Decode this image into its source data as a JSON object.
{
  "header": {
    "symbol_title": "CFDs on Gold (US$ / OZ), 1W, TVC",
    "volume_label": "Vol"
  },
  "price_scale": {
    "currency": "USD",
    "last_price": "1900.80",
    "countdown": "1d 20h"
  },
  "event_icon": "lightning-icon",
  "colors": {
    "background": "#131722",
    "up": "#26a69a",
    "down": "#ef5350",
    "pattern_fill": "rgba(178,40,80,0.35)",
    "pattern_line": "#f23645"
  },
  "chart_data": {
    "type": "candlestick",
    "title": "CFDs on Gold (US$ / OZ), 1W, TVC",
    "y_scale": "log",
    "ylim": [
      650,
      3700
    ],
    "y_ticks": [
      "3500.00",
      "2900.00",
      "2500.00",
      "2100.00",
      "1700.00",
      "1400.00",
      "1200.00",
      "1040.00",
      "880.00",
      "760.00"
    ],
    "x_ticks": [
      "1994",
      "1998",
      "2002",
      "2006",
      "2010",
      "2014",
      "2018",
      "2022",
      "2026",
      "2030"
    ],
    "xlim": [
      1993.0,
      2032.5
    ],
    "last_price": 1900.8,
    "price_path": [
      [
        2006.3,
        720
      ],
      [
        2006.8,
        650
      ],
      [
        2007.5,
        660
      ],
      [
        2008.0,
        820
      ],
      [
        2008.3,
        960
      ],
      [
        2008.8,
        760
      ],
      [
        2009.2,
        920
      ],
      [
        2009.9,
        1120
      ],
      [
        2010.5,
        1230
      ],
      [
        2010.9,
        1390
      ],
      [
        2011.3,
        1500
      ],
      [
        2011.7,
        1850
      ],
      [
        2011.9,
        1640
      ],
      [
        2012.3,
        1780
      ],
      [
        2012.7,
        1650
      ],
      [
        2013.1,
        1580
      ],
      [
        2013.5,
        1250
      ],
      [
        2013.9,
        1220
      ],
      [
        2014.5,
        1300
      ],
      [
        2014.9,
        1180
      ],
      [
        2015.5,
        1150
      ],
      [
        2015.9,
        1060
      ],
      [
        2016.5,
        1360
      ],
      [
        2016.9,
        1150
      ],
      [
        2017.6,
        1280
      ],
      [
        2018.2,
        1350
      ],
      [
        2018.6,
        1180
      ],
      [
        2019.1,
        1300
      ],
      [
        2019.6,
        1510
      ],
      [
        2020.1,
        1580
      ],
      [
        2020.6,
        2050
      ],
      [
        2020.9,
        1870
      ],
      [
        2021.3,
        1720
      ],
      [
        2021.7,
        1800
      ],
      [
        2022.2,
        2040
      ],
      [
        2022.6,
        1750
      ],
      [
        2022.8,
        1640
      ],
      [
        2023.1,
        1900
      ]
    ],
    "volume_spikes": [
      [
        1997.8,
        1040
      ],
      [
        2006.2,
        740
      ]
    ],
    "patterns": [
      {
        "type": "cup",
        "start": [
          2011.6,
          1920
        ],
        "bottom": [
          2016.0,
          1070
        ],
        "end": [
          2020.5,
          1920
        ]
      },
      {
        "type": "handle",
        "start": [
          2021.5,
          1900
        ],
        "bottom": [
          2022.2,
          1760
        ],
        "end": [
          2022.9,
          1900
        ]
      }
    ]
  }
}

□ □ □ □ □ □ □

Task prompt:
Print out every record again, exactly and in full.

Complete response:
Decode this image into its source data as a JSON object.
{
  "header": {
    "symbol_title": "CFDs on Gold (US$ / OZ), 1W, TVC",
    "volume_label": "Vol"
  },
  "price_scale": {
    "currency": "USD",
    "last_price": "1900.80",
    "countdown": "1d 20h"
  },
  "event_icon": "lightning-icon",
  "colors": {
    "background": "#131722",
    "up": "#26a69a",
    "down": "#ef5350",
    "pattern_fill": "rgba(178,40,80,0.35)",
    "pattern_line": "#f23645"
  },
  "chart_data": {
    "type": "candlestick",
    "title": "CFDs on Gold (US$ / OZ), 1W, TVC",
    "y_scale": "log",
    "ylim": [
      650,
      3700
    ],
    "y_ticks": [
      "3500.00",
      "2900.00",
      "2500.00",
      "2100.00",
      "1700.00",
      "1400.00",
      "1200.00",
      "1040.00",
      "880.00",
      "760.00"
    ],
    "x_ticks": [
      "1994",
      "1998",
      "2002",
      "2006",
      "2010",
      "2014",
      "2018",
      "2022",
      "2026",
      "2030"
    ],
    "xlim": [
      1993.0,
      2032.5
    ],
    "last_price": 1900.8,
    "price_path": [
      [
        2006.3,
        720
      ],
      [
        2006.8,
        650
      ],
      [
        2007.5,
        660
      ],
      [
        2008.0,
        820
      ],
      [
        2008.3,
        960
      ],
      [
        2008.8,
        760
      ],
      [
        2009.2,
        920
      ],
      [
        2009.9,
        1120
      ],
      [
        2010.5,
        1230
      ],
      [
        2010.9,
        1390
      ],
      [
        2011.3,
        1500
      ],
      [
        2011.7,
        1850
      ],
      [
        2011.9,
        1640
      ],
      [
        2012.3,
        1780
      ],
      [
        2012.7,
        1650
      ],
      [
        2013.1,
        1580
      ],
      [
        2013.5,
        1250
      ],
      [
        2013.9,
        1220
      ],
      [
        2014.5,
        1300
      ],
      [
        2014.9,
        1180
      ],
      [
        2015.5,
        1150
      ],
      [
        2015.9,
        1060
      ],
      [
        2016.5,
        1360
      ],
      [
        2016.9,
        1150
      ],
      [
        2017.6,
        1280
      ],
      [
        2018.2,
        1350
      ],
      [
        2018.6,
        1180
      ],
      [
        2019.1,
        1300
      ],
      [
        2019.6,
        1510
      ],
      [
        2020.1,
        1580
      ],
      [
        2020.6,
        2050
      ],
      [
        2020.9,
        1870
      ],
      [
        2021.3,
        1720
      ],
      [
        2021.7,
        1800
      ],
      [
        2022.2,
        2040
      ],
      [
        2022.6,
        1750
      ],
      [
        2022.8,
        1640
      ],
      [
        2023.1,
        1900
      ]
    ],
    "volume_spikes": [
      [
        1997.8,
        1040
      ],
      [
        2006.2,
        740
      ]
    ],
    "patterns": [
      {
        "type": "cup",
        "start": [
          2011.6,
          1920
        ],
        "bottom": [
          2016.0,
          1070
        ],
        "end": [
          2020.5,
          1920
        ]
      },
      {
        "type": "handle",
        "start": [
          2021.5,
          1900
        ],
        "bottom": [
          2022.2,
          1760
        ],
        "end": [
          2022.9,
          1900
        ]
      }
    ]
  }
}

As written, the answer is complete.